Task statement:
Each entry here needs to be set down again exactly, please; pictures are left out.
== Data provided
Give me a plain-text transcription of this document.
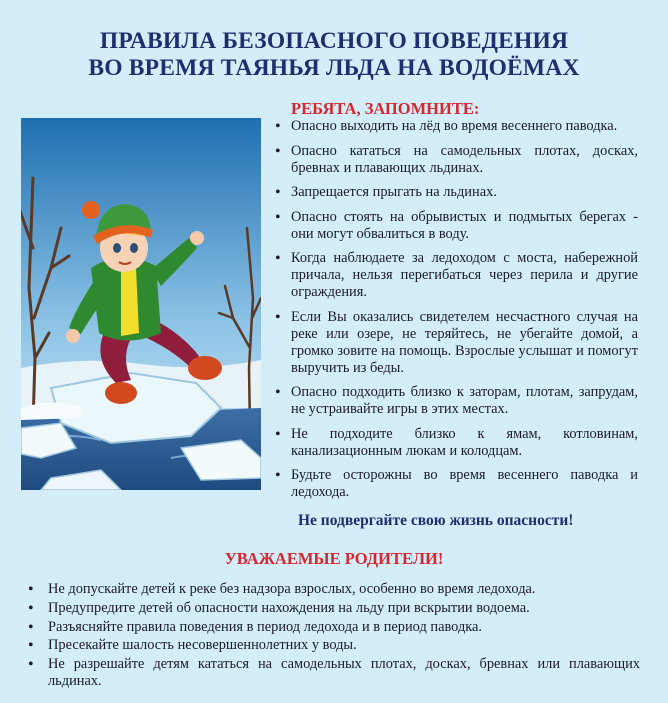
ПРАВИЛА БЕЗОПАСНОГО ПОВЕДЕНИЯ
ВО ВРЕМЯ ТАЯНЬЯ ЛЬДА НА ВОДОЁМАХ
РЕБЯТА, ЗАПОМНИТЕ:
• Опасно выходить на лёд во время весеннего паводка.
• Опасно кататься на самодельных плотах, досках, бревнах и плавающих льдинах.
• Запрещается прыгать на льдинах.
• Опасно стоять на обрывистых и подмытых берегах - они могут обвалиться в воду.
• Когда наблюдаете за ледоходом с моста, набережной причала, нельзя перегибаться через перила и другие ограждения.
• Если Вы оказались свидетелем несчастного случая на реке или озере, не теряйтесь, не убегайте домой, а громко зовите на помощь. Взрослые услышат и помогут выручить из беды.
• Опасно подходить близко к заторам, плотам, запрудам, не устраивайте игры в этих местах.
• Не подходите близко к ямам, котловинам, канализационным люкам и колодцам.
• Будьте осторожны во время весеннего паводка и ледохода.
Не подвергайте свою жизнь опасности!
УВАЖАЕМЫЕ РОДИТЕЛИ!
• Не допускайте детей к реке без надзора взрослых, особенно во время ледохода.
• Предупредите детей об опасности нахождения на льду при вскрытии водоема.
• Разъясняйте правила поведения в период ледохода и в период паводка.
• Пресекайте шалость несовершеннолетних у воды.
• Не разрешайте детям кататься на самодельных плотах, досках, бревнах или плавающих льдинах.
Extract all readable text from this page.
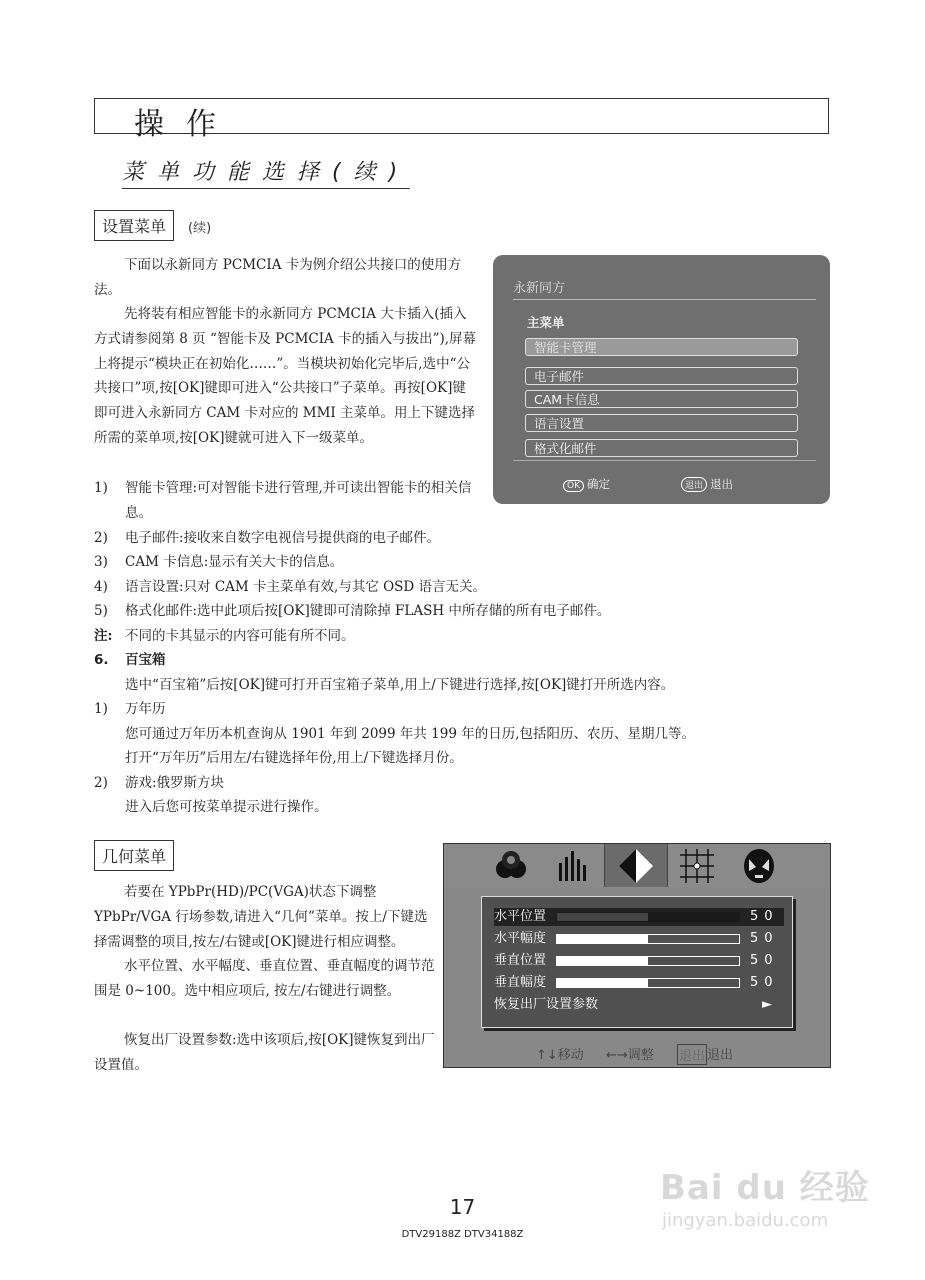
操作
菜单功能选择(续)
设置菜单	(续)
下面以永新同方 PCMCIA 卡为例介绍公共接口的使用方法。
先将装有相应智能卡的永新同方 PCMCIA 大卡插入(插入方式请参阅第 8 页 “智能卡及 PCMCIA 卡的插入与拔出”),屏幕上将提示“模块正在初始化……”。当模块初始化完毕后,选中“公共接口”项,按[OK]键即可进入“公共接口”子菜单。再按[OK]键即可进入永新同方 CAM 卡对应的 MMI 主菜单。用上下键选择所需的菜单项,按[OK]键就可进入下一级菜单。
1) 智能卡管理:可对智能卡进行管理,并可读出智能卡的相关信息。
2) 电子邮件:接收来自数字电视信号提供商的电子邮件。
3) CAM 卡信息:显示有关大卡的信息。
4) 语言设置:只对 CAM 卡主菜单有效,与其它 OSD 语言无关。
5) 格式化邮件:选中此项后按[OK]键即可清除掉 FLASH 中所存储的所有电子邮件。
注: 不同的卡其显示的内容可能有所不同。
6. 百宝箱
选中“百宝箱”后按[OK]键可打开百宝箱子菜单,用上/下键进行选择,按[OK]键打开所选内容。
1) 万年历
您可通过万年历本机查询从 1901 年到 2099 年共 199 年的日历,包括阳历、农历、星期几等。
打开“万年历”后用左/右键选择年份,用上/下键选择月份。
2) 游戏:俄罗斯方块
进入后您可按菜单提示进行操作。
永新同方
主菜单
智能卡管理
电子邮件
CAM卡信息
语言设置
格式化邮件
OK 确定	退出 退出
几何菜单
若要在 YPbPr(HD)/PC(VGA)状态下调整 YPbPr/VGA 行场参数,请进入“几何”菜单。按上/下键选择需调整的项目,按左/右键或[OK]键进行相应调整。
水平位置、水平幅度、垂直位置、垂直幅度的调节范围是 0~100。选中相应项后, 按左/右键进行调整。
恢复出厂设置参数:选中该项后,按[OK]键恢复到出厂设置值。
水平位置	50
水平幅度	50
垂直位置	50
垂直幅度	50
恢复出厂设置参数	►
↑↓移动 ←→调整 退出 退出
17
DTV29188Z DTV34188Z
Bai du 经验
jingyan.baidu.com
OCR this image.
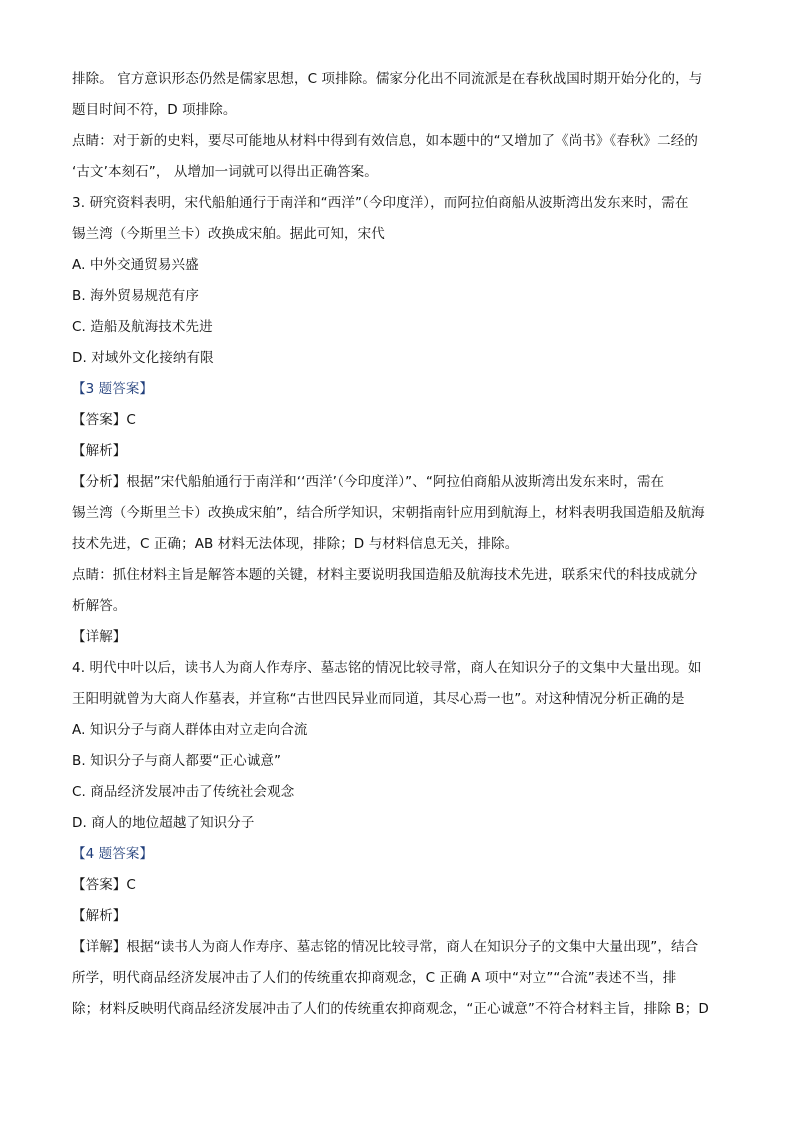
排除。 官方意识形态仍然是儒家思想，C 项排除。儒家分化出不同流派是在春秋战国时期开始分化的，与
题目时间不符，D 项排除。
点睛：对于新的史料，要尽可能地从材料中得到有效信息，如本题中的“又增加了《尚书》《春秋》二经的
‘古文’本刻石”， 从增加一词就可以得出正确答案。
3. 研究资料表明，宋代船舶通行于南洋和“西洋”（今印度洋），而阿拉伯商船从波斯湾出发东来时，需在
锡兰湾（今斯里兰卡）改换成宋舶。据此可知，宋代
A. 中外交通贸易兴盛
B. 海外贸易规范有序
C. 造船及航海技术先进
D. 对域外文化接纳有限
【3 题答案】
【答案】C
【解析】
【分析】根据”宋代船舶通行于南洋和‘‘西洋’（今印度洋）”、“阿拉伯商船从波斯湾出发东来时，需在
锡兰湾（今斯里兰卡）改换成宋舶”，结合所学知识，宋朝指南针应用到航海上，材料表明我国造船及航海
技术先进，C 正确；AB 材料无法体现，排除；D 与材料信息无关，排除。
点睛：抓住材料主旨是解答本题的关键，材料主要说明我国造船及航海技术先进，联系宋代的科技成就分
析解答。
【详解】
4. 明代中叶以后，读书人为商人作寿序、墓志铭的情况比较寻常，商人在知识分子的文集中大量出现。如
王阳明就曾为大商人作墓表，并宣称“古世四民异业而同道，其尽心焉一也”。对这种情况分析正确的是
A. 知识分子与商人群体由对立走向合流
B. 知识分子与商人都要“正心诚意”
C. 商品经济发展冲击了传统社会观念
D. 商人的地位超越了知识分子
【4 题答案】
【答案】C
【解析】
【详解】根据“读书人为商人作寿序、墓志铭的情况比较寻常，商人在知识分子的文集中大量出现”，结合
所学，明代商品经济发展冲击了人们的传统重农抑商观念，C 正确 A 项中“对立”“合流”表述不当，排
除；材料反映明代商品经济发展冲击了人们的传统重农抑商观念，“正心诚意”不符合材料主旨，排除 B；D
====
Output for this exercise:
Give me a plain-text transcription of this document.
ПРАВИЛА БЕЗОПАСНОГО ПОВЕДЕНИЯ
ВО ВРЕМЯ ТАЯНЬЯ ЛЬДА НА ВОДОЁМАХ
РЕБЯТА, ЗАПОМНИТЕ:
• Опасно выходить на лёд во время весеннего паводка.
• Опасно кататься на самодельных плотах, досках, бревнах и плавающих льдинах.
• Запрещается прыгать на льдинах.
• Опасно стоять на обрывистых и подмытых берегах - они могут обвалиться в воду.
• Когда наблюдаете за ледоходом с моста, набережной причала, нельзя перегибаться через перила и другие ограждения.
• Если Вы оказались свидетелем несчастного случая на реке или озере, не теряйтесь, не убегайте домой, а громко зовите на помощь. Взрослые услышат и помогут выручить из беды.
• Опасно подходить близко к заторам, плотам, запрудам, не устраивайте игры в этих местах.
• Не подходите близко к ямам, котловинам, канализационным люкам и колодцам.
• Будьте осторожны во время весеннего паводка и ледохода.
Не подвергайте свою жизнь опасности!
УВАЖАЕМЫЕ РОДИТЕЛИ!
• Не допускайте детей к реке без надзора взрослых, особенно во время ледохода.
• Предупредите детей об опасности нахождения на льду при вскрытии водоема.
• Разъясняйте правила поведения в период ледохода и в период паводка.
• Пресекайте шалость несовершеннолетних у воды.
• Не разрешайте детям кататься на самодельных плотах, досках, бревнах или плавающих льдинах.
Extract all readable text from this page.
操作
菜单功能选择(续)
设置菜单	(续)
下面以永新同方 PCMCIA 卡为例介绍公共接口的使用方法。
先将装有相应智能卡的永新同方 PCMCIA 大卡插入(插入方式请参阅第 8 页 “智能卡及 PCMCIA 卡的插入与拔出”),屏幕上将提示“模块正在初始化……”。当模块初始化完毕后,选中“公共接口”项,按[OK]键即可进入“公共接口”子菜单。再按[OK]键即可进入永新同方 CAM 卡对应的 MMI 主菜单。用上下键选择所需的菜单项,按[OK]键就可进入下一级菜单。
1) 智能卡管理:可对智能卡进行管理,并可读出智能卡的相关信息。
2) 电子邮件:接收来自数字电视信号提供商的电子邮件。
3) CAM 卡信息:显示有关大卡的信息。
4) 语言设置:只对 CAM 卡主菜单有效,与其它 OSD 语言无关。
5) 格式化邮件:选中此项后按[OK]键即可清除掉 FLASH 中所存储的所有电子邮件。
注: 不同的卡其显示的内容可能有所不同。
6. 百宝箱
选中“百宝箱”后按[OK]键可打开百宝箱子菜单,用上/下键进行选择,按[OK]键打开所选内容。
1) 万年历
您可通过万年历本机查询从 1901 年到 2099 年共 199 年的日历,包括阳历、农历、星期几等。
打开“万年历”后用左/右键选择年份,用上/下键选择月份。
2) 游戏:俄罗斯方块
进入后您可按菜单提示进行操作。
永新同方
主菜单
智能卡管理
电子邮件
CAM卡信息
语言设置
格式化邮件
OK 确定	退出 退出
几何菜单
若要在 YPbPr(HD)/PC(VGA)状态下调整 YPbPr/VGA 行场参数,请进入“几何”菜单。按上/下键选择需调整的项目,按左/右键或[OK]键进行相应调整。
水平位置、水平幅度、垂直位置、垂直幅度的调节范围是 0~100。选中相应项后, 按左/右键进行调整。
恢复出厂设置参数:选中该项后,按[OK]键恢复到出厂设置值。
水平位置	50
水平幅度	50
垂直位置	50
垂直幅度	50
恢复出厂设置参数	►
↑↓移动 ←→调整 退出 退出
17
DTV29188Z DTV34188Z
Bai du 经验
jingyan.baidu.com
OCR this image.
排除。 官方意识形态仍然是儒家思想，C 项排除。儒家分化出不同流派是在春秋战国时期开始分化的，与
题目时间不符，D 项排除。
点睛：对于新的史料，要尽可能地从材料中得到有效信息，如本题中的“又增加了《尚书》《春秋》二经的
‘古文’本刻石”， 从增加一词就可以得出正确答案。
3. 研究资料表明，宋代船舶通行于南洋和“西洋”（今印度洋），而阿拉伯商船从波斯湾出发东来时，需在
锡兰湾（今斯里兰卡）改换成宋舶。据此可知，宋代
A. 中外交通贸易兴盛
B. 海外贸易规范有序
C. 造船及航海技术先进
D. 对域外文化接纳有限
【3 题答案】
【答案】C
【解析】
【分析】根据”宋代船舶通行于南洋和‘‘西洋’（今印度洋）”、“阿拉伯商船从波斯湾出发东来时，需在
锡兰湾（今斯里兰卡）改换成宋舶”，结合所学知识，宋朝指南针应用到航海上，材料表明我国造船及航海
技术先进，C 正确；AB 材料无法体现，排除；D 与材料信息无关，排除。
点睛：抓住材料主旨是解答本题的关键，材料主要说明我国造船及航海技术先进，联系宋代的科技成就分
析解答。
【详解】
4. 明代中叶以后，读书人为商人作寿序、墓志铭的情况比较寻常，商人在知识分子的文集中大量出现。如
王阳明就曾为大商人作墓表，并宣称“古世四民异业而同道，其尽心焉一也”。对这种情况分析正确的是
A. 知识分子与商人群体由对立走向合流
B. 知识分子与商人都要“正心诚意”
C. 商品经济发展冲击了传统社会观念
D. 商人的地位超越了知识分子
【4 题答案】
【答案】C
【解析】
【详解】根据“读书人为商人作寿序、墓志铭的情况比较寻常，商人在知识分子的文集中大量出现”，结合
所学，明代商品经济发展冲击了人们的传统重农抑商观念，C 正确 A 项中“对立”“合流”表述不当，排
除；材料反映明代商品经济发展冲击了人们的传统重农抑商观念，“正心诚意”不符合材料主旨，排除 B；D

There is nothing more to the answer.